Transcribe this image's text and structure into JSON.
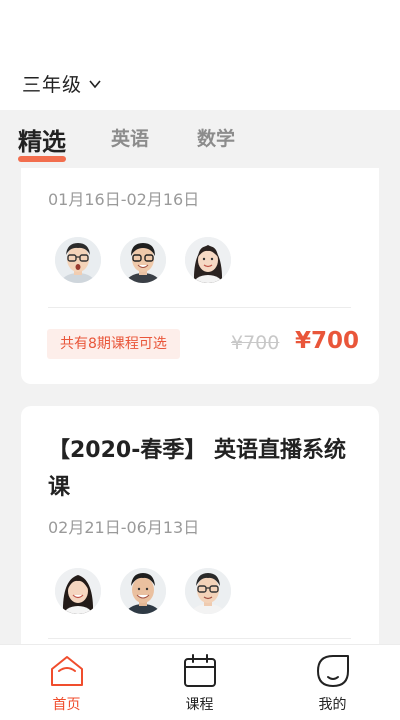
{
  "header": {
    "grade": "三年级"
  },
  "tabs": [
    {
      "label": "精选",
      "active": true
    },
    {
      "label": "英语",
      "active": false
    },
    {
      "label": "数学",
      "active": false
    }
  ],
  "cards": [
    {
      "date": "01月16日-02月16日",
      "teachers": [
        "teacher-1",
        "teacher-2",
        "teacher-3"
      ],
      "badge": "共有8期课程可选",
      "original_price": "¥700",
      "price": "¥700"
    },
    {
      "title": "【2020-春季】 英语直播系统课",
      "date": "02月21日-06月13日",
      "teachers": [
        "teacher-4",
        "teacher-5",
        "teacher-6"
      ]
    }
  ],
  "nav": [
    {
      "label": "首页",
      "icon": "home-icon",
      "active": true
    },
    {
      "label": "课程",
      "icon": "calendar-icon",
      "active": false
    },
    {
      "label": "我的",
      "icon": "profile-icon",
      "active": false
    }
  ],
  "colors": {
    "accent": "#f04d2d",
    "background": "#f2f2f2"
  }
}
---
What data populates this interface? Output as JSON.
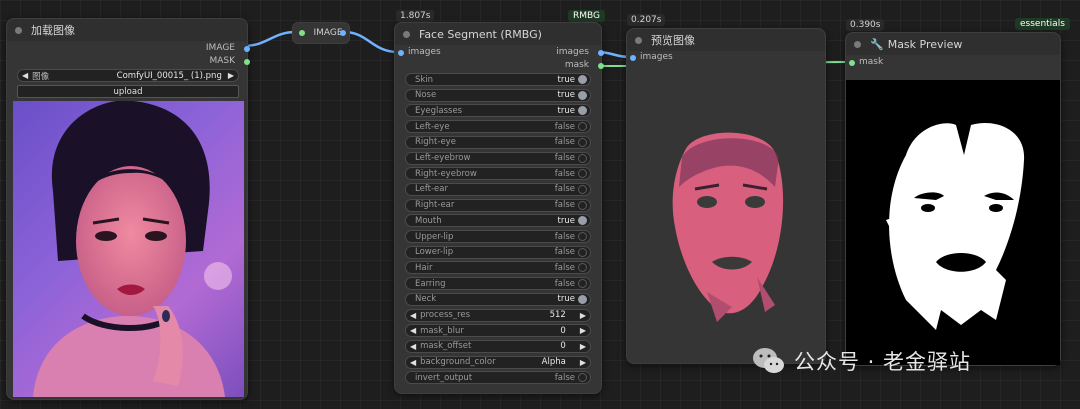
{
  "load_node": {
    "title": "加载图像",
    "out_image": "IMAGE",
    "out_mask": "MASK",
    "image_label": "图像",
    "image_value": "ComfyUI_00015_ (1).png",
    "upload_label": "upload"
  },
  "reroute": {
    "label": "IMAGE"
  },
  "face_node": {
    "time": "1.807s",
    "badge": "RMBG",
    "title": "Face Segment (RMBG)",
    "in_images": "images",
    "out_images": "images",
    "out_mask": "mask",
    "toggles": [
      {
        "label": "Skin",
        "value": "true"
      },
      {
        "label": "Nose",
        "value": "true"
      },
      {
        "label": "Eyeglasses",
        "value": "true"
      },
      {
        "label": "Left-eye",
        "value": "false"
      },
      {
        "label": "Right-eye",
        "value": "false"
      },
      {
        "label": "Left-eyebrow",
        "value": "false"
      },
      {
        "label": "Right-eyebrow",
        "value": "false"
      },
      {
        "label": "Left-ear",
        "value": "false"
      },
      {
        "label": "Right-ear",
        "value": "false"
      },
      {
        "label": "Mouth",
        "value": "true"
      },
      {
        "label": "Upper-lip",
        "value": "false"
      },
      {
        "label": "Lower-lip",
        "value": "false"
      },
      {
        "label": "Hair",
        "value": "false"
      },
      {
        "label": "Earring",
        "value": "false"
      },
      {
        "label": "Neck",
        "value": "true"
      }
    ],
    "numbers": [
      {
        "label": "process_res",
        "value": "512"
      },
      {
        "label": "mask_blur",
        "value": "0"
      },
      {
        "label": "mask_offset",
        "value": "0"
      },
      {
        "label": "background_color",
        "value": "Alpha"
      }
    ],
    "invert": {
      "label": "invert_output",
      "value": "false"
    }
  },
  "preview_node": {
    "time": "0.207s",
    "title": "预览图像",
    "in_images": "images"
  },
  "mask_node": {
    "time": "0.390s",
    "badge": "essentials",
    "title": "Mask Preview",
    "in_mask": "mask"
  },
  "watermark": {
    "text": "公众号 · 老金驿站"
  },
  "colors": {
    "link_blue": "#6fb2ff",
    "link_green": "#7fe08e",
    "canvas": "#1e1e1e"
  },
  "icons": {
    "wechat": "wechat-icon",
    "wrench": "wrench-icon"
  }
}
---
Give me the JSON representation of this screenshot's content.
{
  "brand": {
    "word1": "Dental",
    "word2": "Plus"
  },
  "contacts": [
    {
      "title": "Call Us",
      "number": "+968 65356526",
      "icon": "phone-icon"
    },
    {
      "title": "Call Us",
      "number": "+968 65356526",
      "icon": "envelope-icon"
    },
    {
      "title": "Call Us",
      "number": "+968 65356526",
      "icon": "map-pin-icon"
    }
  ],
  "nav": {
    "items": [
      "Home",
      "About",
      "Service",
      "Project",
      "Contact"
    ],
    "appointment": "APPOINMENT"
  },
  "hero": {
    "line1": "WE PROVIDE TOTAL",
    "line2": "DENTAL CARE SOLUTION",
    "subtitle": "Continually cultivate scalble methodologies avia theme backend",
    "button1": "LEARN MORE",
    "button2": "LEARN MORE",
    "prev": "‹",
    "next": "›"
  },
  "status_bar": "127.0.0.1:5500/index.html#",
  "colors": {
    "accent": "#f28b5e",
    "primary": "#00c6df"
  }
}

## Task:
List all lines holding the string "this".

## Task solution:
Transcribe this image's text and structure into JSON.
What data populates this interface? Output as JSON.
Give me the JSON representation of this screenshot's content.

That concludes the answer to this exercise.